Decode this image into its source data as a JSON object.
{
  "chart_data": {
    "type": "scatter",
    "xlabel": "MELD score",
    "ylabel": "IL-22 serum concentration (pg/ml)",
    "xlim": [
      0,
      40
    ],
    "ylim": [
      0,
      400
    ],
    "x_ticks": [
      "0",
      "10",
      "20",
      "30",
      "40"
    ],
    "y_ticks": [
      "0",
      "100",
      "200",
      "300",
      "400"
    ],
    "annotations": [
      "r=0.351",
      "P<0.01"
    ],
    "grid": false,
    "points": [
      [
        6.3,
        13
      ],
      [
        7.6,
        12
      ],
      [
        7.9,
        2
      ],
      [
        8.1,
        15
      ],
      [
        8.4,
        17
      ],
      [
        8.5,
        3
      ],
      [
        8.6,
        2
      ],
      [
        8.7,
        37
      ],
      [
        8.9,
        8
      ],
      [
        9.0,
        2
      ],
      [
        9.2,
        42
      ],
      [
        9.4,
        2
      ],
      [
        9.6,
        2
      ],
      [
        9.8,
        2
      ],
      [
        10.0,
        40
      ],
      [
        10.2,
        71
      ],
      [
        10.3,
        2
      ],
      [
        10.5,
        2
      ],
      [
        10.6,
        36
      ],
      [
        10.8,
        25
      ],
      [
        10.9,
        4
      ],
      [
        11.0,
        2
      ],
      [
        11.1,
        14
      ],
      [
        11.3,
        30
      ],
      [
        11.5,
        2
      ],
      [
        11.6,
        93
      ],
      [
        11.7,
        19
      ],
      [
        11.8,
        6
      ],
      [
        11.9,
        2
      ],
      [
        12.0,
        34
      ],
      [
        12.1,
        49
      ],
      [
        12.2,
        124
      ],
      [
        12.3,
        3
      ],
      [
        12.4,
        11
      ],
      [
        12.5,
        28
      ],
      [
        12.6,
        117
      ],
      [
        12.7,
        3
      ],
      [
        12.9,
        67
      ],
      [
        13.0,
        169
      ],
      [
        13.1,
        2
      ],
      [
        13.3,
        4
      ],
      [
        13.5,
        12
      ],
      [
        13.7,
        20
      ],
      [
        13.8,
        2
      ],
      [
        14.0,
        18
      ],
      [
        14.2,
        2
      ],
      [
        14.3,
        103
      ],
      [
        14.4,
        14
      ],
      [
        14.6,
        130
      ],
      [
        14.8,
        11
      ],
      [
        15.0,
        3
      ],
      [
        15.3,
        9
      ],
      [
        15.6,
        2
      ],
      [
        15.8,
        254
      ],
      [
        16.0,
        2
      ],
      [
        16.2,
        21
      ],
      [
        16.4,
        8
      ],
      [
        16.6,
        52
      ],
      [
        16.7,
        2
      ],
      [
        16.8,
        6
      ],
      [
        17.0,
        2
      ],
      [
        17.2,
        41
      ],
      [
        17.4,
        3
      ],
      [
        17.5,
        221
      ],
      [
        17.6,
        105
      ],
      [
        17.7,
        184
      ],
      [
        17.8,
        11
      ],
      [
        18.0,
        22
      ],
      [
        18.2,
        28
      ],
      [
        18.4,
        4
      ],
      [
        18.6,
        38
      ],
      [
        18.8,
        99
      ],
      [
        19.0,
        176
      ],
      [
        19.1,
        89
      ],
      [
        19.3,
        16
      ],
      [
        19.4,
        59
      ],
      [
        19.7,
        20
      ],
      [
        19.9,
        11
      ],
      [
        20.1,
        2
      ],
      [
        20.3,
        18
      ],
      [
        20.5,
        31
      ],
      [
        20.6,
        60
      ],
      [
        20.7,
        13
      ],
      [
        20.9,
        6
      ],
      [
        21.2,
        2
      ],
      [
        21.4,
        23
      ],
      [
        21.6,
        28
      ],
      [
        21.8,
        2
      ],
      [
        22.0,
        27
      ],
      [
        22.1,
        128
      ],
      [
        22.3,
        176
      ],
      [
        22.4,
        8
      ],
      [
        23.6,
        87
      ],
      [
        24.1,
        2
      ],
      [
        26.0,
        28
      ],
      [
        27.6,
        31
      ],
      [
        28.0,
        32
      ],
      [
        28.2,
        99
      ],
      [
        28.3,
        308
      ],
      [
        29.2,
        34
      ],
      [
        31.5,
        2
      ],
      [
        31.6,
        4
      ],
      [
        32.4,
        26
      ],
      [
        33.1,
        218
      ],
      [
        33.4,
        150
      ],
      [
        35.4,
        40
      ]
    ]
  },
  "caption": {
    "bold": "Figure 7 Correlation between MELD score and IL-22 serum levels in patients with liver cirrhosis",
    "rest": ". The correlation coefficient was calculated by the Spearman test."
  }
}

◆ ◆ ◆ ◆ ◆ ◆ ◆

#### Task objective:
Read the listing line by line, and copy each line in which the word "score" is found.

#### Written answer:
    "xlabel": "MELD score",
    "bold": "Figure 7 Correlation between MELD score and IL-22 serum levels in patients with liver cirrhosis",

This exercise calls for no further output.